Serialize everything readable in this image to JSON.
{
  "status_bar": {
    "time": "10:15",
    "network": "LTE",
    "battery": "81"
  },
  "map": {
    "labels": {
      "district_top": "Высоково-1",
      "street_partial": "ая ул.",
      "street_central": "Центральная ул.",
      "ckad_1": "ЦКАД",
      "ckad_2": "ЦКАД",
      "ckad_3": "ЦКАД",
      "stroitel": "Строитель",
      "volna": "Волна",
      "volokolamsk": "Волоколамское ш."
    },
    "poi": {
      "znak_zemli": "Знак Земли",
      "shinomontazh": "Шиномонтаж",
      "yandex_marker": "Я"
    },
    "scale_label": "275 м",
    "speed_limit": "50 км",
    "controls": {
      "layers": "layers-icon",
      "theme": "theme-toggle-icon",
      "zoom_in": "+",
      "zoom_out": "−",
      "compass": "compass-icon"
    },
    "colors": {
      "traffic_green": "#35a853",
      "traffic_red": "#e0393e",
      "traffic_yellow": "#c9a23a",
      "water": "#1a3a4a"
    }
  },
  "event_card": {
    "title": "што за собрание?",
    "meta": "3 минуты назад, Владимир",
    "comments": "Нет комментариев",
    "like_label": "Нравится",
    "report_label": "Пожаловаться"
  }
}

┄┄┄┄┄┄┄┄┄┄

TASK INSTRUCTIONS:
Without leaving anything out, quote all the data.

TASK OUTPUT:
Serialize everything readable in this image to JSON.
{
  "status_bar": {
    "time": "10:15",
    "network": "LTE",
    "battery": "81"
  },
  "map": {
    "labels": {
      "district_top": "Высоково-1",
      "street_partial": "ая ул.",
      "street_central": "Центральная ул.",
      "ckad_1": "ЦКАД",
      "ckad_2": "ЦКАД",
      "ckad_3": "ЦКАД",
      "stroitel": "Строитель",
      "volna": "Волна",
      "volokolamsk": "Волоколамское ш."
    },
    "poi": {
      "znak_zemli": "Знак Земли",
      "shinomontazh": "Шиномонтаж",
      "yandex_marker": "Я"
    },
    "scale_label": "275 м",
    "speed_limit": "50 км",
    "controls": {
      "layers": "layers-icon",
      "theme": "theme-toggle-icon",
      "zoom_in": "+",
      "zoom_out": "−",
      "compass": "compass-icon"
    },
    "colors": {
      "traffic_green": "#35a853",
      "traffic_red": "#e0393e",
      "traffic_yellow": "#c9a23a",
      "water": "#1a3a4a"
    }
  },
  "event_card": {
    "title": "што за собрание?",
    "meta": "3 минуты назад, Владимир",
    "comments": "Нет комментариев",
    "like_label": "Нравится",
    "report_label": "Пожаловаться"
  }
}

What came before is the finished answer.